# INPUT RECORDS
■ ■ ■ ■ ■
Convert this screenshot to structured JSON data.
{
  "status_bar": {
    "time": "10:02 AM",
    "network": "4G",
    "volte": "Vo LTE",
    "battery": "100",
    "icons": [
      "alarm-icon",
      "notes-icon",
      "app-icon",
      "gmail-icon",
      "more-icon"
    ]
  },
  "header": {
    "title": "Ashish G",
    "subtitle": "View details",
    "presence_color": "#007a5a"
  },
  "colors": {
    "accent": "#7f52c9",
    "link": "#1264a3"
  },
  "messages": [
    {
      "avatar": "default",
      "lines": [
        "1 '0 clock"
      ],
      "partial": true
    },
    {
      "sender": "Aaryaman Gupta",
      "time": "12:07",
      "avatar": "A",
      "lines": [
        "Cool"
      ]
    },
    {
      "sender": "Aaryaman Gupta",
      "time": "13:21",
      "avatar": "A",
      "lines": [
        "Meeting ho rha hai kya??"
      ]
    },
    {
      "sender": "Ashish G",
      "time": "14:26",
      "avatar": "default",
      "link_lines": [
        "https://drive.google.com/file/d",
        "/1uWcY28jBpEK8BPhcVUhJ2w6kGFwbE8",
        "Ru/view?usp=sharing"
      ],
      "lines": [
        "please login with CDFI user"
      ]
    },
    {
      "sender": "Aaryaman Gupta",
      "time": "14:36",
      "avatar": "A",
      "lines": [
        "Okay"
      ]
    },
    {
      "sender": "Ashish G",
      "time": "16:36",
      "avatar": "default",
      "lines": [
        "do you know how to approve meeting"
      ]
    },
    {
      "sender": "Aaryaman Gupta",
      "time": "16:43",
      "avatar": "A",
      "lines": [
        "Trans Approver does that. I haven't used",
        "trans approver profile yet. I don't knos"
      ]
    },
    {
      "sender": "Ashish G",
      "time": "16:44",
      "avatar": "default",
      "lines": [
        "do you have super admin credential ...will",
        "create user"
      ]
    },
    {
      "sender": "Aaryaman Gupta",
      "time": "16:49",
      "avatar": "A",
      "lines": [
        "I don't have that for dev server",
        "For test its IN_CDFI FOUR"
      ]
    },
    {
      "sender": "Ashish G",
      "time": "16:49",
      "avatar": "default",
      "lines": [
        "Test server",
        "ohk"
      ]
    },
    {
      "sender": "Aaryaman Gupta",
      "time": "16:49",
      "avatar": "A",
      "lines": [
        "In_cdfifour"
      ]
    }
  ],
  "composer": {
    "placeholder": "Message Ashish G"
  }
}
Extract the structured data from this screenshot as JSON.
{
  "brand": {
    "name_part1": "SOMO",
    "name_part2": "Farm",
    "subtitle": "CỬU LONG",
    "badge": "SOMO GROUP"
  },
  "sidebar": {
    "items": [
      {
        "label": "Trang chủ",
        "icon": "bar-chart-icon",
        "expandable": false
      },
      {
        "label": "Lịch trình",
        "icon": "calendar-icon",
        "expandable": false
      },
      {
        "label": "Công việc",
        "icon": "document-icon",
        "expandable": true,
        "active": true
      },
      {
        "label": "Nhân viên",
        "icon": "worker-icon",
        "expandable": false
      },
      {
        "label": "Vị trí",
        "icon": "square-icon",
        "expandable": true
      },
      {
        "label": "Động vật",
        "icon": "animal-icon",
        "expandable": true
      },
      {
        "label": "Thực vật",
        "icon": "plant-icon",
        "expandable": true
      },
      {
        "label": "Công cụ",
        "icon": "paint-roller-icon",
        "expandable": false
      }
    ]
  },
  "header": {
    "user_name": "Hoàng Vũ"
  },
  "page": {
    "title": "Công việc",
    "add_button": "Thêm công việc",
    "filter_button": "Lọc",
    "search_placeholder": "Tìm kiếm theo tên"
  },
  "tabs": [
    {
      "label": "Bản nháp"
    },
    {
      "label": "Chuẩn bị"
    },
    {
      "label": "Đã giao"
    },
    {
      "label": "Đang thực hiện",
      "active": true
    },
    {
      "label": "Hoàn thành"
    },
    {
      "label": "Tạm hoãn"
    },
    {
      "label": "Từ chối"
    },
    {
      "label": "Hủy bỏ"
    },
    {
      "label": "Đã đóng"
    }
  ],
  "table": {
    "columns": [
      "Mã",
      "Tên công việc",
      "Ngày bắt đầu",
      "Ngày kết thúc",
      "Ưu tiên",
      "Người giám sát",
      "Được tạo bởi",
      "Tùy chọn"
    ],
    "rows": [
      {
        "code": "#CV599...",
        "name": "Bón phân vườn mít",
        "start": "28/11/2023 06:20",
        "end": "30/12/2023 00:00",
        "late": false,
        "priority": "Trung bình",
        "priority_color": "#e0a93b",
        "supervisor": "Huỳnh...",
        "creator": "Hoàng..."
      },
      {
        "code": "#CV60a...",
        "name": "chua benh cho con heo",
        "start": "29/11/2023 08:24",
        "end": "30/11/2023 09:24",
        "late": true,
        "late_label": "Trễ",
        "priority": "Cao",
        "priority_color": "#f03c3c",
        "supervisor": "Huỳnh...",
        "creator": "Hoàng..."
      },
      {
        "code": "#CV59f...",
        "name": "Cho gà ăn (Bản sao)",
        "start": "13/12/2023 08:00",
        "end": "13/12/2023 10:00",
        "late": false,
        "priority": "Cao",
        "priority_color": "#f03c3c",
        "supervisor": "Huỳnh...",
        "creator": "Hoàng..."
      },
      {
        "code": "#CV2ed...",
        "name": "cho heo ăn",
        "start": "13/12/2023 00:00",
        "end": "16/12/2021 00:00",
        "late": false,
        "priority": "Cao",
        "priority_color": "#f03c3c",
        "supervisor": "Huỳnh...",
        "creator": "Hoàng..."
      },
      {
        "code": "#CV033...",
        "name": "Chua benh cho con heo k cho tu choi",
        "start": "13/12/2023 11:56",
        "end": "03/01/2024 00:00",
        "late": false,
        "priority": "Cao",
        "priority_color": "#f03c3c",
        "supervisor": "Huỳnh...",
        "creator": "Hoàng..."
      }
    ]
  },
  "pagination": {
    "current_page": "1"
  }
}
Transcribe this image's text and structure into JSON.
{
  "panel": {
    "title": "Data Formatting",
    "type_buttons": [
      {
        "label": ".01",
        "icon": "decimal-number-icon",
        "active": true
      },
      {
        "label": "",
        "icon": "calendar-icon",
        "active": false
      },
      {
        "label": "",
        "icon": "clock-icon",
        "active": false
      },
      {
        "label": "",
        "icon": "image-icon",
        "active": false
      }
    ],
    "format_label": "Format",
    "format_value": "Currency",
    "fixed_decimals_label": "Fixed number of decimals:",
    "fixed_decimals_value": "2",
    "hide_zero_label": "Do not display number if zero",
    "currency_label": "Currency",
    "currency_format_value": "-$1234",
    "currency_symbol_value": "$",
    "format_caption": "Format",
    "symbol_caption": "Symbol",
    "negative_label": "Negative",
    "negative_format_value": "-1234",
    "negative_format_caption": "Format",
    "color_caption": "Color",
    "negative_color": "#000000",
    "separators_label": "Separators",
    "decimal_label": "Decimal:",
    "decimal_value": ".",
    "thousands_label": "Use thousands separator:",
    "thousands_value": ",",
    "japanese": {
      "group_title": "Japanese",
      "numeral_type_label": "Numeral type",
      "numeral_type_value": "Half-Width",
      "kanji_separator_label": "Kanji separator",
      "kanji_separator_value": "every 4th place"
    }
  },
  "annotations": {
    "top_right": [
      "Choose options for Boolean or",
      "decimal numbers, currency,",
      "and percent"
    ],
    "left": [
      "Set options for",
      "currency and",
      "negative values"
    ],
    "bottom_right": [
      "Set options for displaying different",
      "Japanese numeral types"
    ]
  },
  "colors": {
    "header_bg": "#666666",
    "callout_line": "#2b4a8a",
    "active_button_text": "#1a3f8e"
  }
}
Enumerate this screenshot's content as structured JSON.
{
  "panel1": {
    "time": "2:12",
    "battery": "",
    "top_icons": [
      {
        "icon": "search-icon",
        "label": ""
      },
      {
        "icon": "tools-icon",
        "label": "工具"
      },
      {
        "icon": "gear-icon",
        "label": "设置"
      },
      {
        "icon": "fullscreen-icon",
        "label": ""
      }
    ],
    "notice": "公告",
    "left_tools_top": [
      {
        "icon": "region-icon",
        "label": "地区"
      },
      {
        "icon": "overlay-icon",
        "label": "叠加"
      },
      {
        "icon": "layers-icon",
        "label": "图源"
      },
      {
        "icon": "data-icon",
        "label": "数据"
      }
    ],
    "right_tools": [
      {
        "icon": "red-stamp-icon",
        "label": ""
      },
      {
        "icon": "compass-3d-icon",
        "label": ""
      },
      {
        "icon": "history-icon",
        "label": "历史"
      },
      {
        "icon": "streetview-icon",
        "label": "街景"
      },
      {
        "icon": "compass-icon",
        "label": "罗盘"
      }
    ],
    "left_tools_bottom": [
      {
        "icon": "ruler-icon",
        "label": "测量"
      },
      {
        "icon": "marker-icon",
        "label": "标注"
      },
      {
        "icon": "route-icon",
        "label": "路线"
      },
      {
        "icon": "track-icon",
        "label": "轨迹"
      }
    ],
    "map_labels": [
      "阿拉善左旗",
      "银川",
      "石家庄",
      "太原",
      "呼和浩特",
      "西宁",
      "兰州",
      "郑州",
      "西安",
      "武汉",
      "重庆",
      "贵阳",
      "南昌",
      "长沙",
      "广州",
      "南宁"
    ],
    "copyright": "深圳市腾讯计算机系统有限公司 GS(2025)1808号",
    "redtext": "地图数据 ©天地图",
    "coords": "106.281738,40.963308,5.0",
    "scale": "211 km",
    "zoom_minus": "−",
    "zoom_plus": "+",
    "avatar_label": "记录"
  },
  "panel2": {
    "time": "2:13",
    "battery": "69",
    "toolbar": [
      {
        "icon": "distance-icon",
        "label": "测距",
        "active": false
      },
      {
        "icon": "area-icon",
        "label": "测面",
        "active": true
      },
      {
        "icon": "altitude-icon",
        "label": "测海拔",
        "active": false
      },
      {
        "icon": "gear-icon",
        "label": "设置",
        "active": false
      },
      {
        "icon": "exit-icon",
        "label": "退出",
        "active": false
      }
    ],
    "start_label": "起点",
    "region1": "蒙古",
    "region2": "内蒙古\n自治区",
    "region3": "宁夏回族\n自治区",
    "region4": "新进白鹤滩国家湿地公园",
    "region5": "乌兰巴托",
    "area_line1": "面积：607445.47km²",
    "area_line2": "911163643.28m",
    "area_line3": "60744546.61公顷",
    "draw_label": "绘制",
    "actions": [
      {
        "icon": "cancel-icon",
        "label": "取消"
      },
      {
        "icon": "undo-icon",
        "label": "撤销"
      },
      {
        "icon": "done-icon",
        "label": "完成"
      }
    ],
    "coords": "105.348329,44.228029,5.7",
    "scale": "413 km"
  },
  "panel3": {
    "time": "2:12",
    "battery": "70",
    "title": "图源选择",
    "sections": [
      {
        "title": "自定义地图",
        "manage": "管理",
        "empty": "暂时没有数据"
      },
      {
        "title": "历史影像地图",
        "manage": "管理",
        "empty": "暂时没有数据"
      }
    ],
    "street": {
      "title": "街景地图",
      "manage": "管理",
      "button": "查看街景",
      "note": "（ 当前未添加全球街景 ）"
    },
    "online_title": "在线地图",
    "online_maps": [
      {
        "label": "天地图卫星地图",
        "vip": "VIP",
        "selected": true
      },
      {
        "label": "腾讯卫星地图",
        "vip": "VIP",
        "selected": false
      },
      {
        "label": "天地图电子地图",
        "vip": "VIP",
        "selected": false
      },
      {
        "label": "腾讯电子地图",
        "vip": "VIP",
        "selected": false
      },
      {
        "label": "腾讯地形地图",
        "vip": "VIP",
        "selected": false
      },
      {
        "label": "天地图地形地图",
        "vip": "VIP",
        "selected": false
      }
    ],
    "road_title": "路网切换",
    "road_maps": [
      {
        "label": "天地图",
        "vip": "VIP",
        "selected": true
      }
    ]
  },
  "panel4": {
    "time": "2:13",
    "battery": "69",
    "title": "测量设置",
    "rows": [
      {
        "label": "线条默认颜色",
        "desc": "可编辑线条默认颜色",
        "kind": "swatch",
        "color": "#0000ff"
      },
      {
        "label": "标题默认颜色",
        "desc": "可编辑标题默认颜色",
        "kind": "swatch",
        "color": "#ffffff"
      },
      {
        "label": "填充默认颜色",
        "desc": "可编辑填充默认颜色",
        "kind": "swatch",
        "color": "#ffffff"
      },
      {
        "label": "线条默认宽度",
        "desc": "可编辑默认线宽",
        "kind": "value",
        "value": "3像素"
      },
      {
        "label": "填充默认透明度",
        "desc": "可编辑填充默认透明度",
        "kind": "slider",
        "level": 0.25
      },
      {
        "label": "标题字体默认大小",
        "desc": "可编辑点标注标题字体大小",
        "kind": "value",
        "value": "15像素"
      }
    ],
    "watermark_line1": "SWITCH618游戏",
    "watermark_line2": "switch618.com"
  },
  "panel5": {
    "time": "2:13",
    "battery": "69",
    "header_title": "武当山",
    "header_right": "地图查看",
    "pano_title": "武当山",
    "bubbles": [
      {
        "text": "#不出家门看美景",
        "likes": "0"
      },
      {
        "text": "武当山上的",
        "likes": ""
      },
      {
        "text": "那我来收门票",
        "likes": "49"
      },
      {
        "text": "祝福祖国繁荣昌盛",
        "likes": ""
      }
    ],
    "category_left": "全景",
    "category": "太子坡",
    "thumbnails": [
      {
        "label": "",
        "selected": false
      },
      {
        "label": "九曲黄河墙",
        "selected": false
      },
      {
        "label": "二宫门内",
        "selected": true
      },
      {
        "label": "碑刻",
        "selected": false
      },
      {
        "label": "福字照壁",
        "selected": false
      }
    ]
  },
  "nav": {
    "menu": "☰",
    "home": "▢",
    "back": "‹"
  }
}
■ ■ ■ ■ ■
# PROBLEM TO SOLVE
Count the lines in the records above that contain the word "subtitle", and reply with only that number.

# SOLUTION TO THIS PROBLEM
2